Post by ripvanwormer »

Big Mac wrote:
Mon Mar 23, 2020 4:29 pm
Why do you lump that Chaotic Neutral goddess in with evil, rather than good?
From Dave Arneson's Blackmoor (3e), page 168: "Dealth (da-alth) is not loved, even by those who follow her... Among the Cumasti, those who worship her usually do so in hopes of avoiding her gaze, of turning her eye elsewhere so that the misfortune she brings does not strike them... Among the Westryn, the Veiled Lady is more often invoked in anger, in hopes of directing her attentions against one who has wronged the petitioner."

She's not evil, but she's a goddess of bad luck and trickery. As with the Greyhawk setting's Ralishaz the Unlooked For, she lacks malign intent, but nonetheless misfortune follows wherever she goes. As a result, it's easier to imagine her as an antagonist than an ally. Just as a natural disaster is something you generally struggle against, even if it's not there to spite you. When people pray to Dealth, they pray she stays away.

━━━

What is needed → Condense the paragraph of the forum post that begins "She's not evil" into two sentences, keeping its main points.

Stored data →
━━━

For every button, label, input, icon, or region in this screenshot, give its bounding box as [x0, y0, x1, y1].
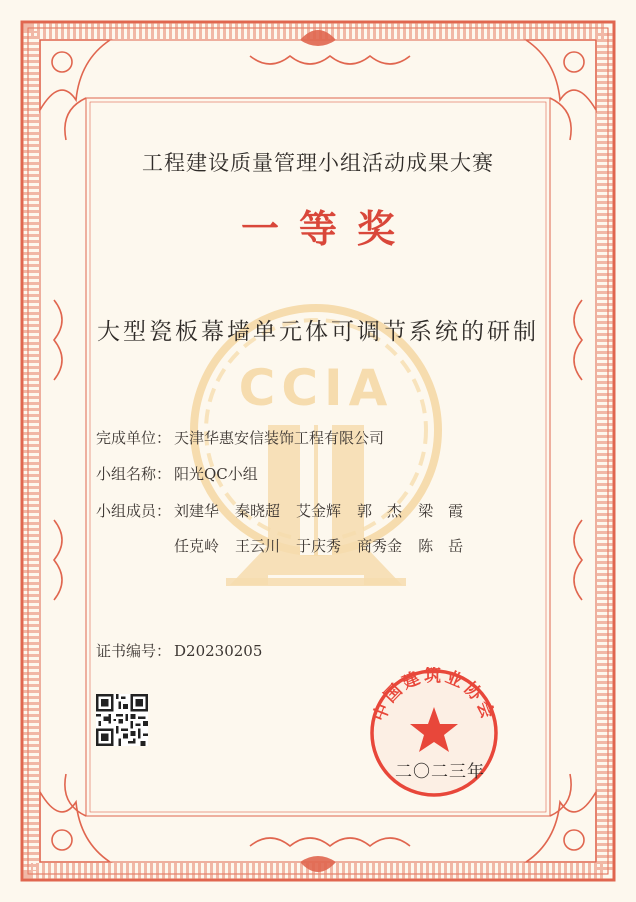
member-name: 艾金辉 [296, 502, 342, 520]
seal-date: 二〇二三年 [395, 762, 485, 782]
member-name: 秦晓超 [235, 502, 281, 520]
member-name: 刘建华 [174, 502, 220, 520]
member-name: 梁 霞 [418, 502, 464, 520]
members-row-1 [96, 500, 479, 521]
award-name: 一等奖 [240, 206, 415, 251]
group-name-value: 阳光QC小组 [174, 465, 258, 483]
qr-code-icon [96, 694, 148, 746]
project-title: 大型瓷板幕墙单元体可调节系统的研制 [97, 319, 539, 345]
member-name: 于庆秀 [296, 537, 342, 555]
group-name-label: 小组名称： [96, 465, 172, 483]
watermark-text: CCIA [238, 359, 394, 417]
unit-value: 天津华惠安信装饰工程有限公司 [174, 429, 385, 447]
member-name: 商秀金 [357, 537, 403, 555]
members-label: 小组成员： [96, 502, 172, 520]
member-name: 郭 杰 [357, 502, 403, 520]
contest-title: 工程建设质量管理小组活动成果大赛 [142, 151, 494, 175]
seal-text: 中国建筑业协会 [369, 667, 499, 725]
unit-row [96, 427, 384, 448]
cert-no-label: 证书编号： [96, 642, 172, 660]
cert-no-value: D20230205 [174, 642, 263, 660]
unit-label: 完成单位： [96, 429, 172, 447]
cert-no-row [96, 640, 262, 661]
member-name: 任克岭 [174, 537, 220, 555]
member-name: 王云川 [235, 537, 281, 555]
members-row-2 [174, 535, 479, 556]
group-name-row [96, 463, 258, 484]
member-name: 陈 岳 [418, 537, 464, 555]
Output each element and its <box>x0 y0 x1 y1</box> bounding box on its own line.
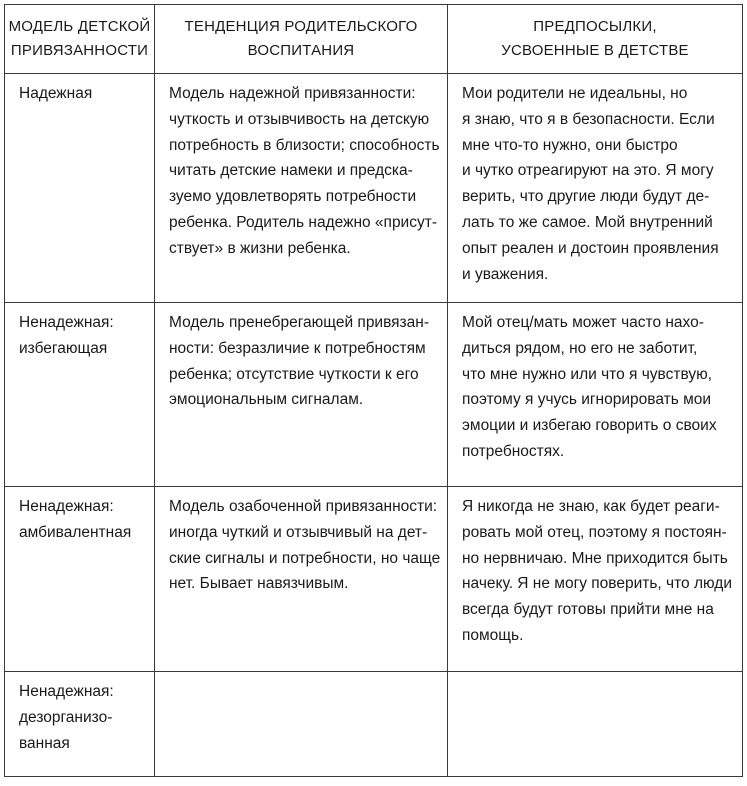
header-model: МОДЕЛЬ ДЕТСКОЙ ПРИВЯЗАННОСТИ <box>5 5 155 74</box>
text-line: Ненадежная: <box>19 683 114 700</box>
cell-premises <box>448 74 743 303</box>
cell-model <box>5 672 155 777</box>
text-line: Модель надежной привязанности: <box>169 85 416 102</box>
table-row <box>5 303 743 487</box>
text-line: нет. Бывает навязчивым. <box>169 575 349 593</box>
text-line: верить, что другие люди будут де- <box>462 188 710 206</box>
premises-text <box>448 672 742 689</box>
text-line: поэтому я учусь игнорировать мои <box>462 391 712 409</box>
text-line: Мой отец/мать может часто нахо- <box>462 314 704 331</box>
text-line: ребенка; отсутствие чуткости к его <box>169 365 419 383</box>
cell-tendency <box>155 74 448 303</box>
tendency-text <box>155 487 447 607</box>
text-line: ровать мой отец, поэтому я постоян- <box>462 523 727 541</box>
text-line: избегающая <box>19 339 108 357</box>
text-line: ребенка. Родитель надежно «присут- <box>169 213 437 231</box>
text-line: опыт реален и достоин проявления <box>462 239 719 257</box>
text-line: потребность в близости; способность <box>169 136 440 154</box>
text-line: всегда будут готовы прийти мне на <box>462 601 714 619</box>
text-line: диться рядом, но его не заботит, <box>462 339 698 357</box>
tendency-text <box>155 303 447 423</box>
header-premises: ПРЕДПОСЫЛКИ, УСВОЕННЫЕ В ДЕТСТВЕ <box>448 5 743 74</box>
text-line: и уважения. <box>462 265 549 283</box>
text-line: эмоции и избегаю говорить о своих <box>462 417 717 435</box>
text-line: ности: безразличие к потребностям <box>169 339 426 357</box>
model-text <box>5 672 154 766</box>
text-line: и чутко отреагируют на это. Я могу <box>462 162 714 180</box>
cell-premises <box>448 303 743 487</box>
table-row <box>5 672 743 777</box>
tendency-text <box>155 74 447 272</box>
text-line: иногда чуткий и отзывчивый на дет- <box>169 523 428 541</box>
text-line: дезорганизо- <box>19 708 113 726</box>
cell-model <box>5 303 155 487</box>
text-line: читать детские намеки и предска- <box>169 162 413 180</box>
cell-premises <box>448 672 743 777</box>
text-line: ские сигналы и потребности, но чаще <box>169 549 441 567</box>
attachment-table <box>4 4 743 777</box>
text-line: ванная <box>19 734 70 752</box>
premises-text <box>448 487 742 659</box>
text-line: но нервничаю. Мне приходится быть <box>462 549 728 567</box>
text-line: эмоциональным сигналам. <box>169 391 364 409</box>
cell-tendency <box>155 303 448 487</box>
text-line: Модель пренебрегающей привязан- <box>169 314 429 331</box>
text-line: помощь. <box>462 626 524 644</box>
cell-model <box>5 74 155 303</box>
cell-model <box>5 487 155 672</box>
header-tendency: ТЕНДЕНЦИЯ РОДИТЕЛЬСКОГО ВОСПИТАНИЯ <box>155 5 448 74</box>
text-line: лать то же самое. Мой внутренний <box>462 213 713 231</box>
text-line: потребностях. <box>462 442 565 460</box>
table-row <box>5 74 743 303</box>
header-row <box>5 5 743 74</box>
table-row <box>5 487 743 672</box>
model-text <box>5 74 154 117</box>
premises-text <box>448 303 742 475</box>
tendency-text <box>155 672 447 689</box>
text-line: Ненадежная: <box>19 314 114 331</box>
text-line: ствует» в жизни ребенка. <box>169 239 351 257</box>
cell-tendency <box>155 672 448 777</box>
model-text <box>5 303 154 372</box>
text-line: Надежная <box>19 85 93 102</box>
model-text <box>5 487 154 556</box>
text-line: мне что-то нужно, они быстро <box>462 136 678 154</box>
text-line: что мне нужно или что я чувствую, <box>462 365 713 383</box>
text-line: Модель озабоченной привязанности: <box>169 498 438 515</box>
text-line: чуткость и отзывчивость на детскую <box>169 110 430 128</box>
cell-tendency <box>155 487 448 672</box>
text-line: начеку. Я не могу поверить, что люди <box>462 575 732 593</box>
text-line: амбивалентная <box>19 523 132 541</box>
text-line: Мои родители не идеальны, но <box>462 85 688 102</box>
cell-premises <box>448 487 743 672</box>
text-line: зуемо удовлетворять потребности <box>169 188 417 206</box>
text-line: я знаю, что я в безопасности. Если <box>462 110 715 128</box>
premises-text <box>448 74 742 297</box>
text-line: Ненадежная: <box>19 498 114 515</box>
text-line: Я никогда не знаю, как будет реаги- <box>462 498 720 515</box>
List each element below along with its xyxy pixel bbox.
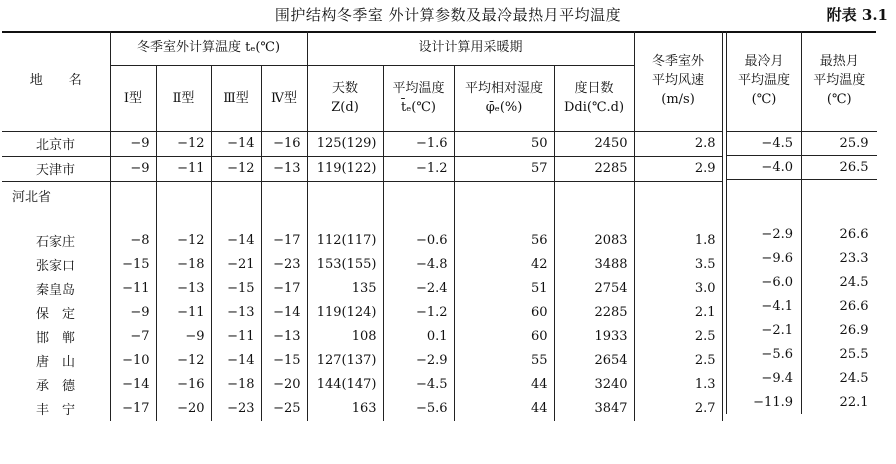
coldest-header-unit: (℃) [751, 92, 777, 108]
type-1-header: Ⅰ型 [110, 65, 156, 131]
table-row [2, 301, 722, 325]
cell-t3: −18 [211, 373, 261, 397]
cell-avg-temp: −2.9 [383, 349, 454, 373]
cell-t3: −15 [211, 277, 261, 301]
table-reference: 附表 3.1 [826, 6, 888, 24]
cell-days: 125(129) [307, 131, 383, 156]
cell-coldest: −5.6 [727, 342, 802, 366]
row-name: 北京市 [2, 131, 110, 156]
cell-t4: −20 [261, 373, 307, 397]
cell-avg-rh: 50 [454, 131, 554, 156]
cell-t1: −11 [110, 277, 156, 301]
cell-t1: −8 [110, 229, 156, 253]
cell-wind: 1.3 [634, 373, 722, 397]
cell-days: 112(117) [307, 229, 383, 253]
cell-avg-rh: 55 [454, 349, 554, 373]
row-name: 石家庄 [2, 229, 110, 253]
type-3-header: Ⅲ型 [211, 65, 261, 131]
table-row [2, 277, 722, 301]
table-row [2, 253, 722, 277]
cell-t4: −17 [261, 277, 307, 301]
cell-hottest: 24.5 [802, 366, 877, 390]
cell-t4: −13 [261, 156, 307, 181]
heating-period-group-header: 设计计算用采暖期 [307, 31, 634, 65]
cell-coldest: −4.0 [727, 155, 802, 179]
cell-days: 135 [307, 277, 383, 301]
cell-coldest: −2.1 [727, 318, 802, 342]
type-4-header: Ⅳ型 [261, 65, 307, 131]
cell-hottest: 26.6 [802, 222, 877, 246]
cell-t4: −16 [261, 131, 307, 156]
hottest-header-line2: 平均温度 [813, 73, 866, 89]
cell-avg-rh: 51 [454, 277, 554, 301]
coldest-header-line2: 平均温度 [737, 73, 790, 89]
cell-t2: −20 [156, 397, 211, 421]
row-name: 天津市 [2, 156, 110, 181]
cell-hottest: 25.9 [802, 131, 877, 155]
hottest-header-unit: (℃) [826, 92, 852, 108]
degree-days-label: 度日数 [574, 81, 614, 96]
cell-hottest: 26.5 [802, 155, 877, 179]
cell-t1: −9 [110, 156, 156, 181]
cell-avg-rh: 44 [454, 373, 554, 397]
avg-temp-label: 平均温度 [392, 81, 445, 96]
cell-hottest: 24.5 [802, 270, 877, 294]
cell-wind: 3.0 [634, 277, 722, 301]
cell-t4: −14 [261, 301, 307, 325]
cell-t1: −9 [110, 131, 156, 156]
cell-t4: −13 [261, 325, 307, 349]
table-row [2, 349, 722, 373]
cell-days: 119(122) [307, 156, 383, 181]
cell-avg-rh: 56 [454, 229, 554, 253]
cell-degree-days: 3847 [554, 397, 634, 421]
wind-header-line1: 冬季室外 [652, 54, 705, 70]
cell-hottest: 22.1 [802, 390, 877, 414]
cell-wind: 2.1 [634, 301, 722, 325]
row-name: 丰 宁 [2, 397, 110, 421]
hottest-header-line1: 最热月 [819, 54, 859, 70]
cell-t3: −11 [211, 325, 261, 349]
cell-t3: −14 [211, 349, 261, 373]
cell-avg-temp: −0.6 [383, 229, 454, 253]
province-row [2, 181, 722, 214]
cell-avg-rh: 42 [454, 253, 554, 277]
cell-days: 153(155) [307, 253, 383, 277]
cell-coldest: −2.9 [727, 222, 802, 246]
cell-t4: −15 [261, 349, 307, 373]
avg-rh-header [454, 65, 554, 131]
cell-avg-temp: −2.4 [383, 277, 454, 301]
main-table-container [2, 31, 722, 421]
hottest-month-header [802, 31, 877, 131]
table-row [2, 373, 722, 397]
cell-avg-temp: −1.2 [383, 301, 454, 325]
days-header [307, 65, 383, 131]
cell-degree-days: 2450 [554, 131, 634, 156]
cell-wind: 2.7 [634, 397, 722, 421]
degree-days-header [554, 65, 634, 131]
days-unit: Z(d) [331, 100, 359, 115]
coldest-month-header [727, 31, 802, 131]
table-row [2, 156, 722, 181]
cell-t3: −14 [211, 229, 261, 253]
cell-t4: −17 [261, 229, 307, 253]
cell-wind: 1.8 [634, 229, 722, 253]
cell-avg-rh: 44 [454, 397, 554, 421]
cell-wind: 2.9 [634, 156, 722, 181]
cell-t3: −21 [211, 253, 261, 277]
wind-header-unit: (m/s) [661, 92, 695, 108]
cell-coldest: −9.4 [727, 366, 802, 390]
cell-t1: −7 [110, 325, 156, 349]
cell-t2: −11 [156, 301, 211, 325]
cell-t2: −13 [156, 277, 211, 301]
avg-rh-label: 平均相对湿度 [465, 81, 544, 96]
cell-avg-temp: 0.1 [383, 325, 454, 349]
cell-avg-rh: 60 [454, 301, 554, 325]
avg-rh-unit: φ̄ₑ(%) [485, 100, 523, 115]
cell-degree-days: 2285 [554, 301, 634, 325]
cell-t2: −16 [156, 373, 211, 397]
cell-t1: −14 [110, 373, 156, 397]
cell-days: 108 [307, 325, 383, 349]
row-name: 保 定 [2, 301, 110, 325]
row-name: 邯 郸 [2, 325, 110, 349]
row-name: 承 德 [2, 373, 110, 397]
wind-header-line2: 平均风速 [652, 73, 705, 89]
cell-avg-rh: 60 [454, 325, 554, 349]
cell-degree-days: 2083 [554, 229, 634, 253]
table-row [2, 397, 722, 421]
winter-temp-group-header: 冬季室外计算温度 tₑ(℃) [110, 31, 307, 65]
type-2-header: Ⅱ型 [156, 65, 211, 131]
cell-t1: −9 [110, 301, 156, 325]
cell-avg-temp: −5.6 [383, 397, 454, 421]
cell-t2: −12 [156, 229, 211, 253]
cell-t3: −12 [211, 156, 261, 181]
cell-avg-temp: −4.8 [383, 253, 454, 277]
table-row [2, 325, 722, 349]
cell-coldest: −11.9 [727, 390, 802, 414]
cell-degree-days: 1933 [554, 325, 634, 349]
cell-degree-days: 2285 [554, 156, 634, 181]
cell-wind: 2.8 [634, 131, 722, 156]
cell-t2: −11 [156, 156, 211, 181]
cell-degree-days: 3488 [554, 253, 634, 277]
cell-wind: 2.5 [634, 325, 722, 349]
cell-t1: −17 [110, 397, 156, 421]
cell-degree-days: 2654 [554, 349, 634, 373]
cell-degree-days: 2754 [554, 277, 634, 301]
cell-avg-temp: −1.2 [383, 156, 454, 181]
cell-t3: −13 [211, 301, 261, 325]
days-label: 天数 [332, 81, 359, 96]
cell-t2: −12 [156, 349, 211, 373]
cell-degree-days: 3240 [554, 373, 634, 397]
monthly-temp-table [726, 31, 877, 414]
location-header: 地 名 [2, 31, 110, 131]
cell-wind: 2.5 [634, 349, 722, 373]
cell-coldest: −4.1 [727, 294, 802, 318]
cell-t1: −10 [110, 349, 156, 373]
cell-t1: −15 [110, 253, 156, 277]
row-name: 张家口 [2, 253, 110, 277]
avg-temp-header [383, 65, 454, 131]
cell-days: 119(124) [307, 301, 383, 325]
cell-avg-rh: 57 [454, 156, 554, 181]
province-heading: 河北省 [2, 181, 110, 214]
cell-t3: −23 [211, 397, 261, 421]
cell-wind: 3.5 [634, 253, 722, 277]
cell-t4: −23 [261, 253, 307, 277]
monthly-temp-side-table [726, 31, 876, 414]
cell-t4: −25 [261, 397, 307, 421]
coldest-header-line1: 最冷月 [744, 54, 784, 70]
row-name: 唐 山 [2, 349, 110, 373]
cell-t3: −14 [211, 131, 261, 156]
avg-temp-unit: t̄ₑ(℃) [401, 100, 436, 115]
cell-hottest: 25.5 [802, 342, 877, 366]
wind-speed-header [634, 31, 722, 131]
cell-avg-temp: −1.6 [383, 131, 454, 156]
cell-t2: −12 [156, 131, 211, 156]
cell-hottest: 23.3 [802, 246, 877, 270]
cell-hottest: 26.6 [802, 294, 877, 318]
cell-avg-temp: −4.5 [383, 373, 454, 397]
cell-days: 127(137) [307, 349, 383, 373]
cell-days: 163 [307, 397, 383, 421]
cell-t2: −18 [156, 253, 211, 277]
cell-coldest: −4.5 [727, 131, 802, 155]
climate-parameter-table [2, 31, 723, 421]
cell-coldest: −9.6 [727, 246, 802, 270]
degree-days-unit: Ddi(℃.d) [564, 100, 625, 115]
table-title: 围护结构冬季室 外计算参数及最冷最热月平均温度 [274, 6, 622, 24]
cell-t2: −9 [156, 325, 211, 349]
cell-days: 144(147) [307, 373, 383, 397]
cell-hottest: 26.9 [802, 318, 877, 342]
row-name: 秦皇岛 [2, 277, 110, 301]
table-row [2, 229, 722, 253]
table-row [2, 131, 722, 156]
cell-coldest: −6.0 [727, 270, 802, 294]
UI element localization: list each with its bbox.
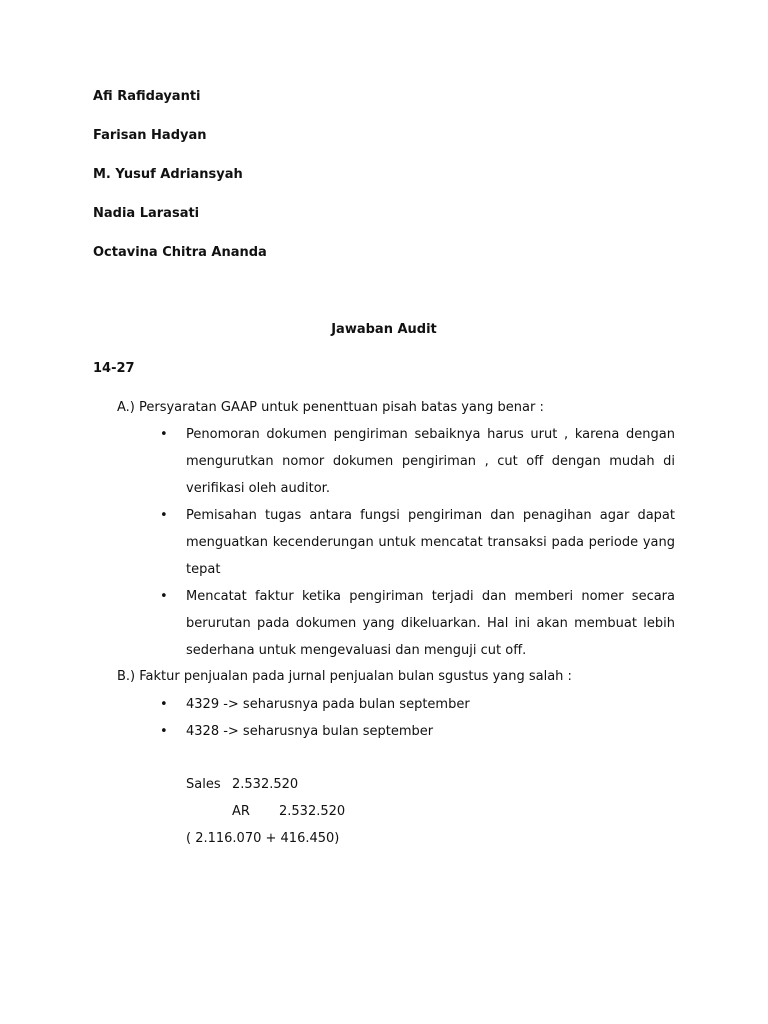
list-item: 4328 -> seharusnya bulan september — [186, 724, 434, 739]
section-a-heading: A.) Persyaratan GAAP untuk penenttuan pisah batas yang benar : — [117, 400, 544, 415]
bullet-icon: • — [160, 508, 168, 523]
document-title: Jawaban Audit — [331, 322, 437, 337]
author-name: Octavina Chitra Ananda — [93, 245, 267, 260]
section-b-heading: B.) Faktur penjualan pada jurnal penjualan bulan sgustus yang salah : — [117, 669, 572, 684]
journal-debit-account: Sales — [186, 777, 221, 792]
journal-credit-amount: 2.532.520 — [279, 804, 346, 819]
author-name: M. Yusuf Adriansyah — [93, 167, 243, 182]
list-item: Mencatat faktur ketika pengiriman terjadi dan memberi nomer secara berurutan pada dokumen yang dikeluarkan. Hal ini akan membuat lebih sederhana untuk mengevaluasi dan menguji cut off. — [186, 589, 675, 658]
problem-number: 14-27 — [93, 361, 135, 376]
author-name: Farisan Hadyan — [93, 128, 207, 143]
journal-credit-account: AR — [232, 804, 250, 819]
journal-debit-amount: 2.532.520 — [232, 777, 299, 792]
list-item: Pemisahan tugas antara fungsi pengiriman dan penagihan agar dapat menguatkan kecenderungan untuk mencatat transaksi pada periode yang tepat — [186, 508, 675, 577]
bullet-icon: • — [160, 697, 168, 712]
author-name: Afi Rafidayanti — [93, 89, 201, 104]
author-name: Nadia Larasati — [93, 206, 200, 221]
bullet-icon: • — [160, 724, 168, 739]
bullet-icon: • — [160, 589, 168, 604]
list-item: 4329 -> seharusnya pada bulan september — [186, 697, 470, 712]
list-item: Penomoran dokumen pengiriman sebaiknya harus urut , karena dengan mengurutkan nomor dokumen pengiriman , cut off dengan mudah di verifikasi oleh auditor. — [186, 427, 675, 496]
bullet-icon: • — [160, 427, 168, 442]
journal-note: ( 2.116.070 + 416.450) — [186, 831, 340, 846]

━━━

Result of the task → Dealth is not evil but a goddess of bad luck and trickery who, like the Greyhawk setting's Ralishaz the Unlooked For, has no malign intent yet brings misfortune wherever she goes. She is therefore easier to imagine as an antagonist than an ally, much as a natural disaster is something to struggle against even if it isn't there to spite you, and those who pray to her pray that she stays away.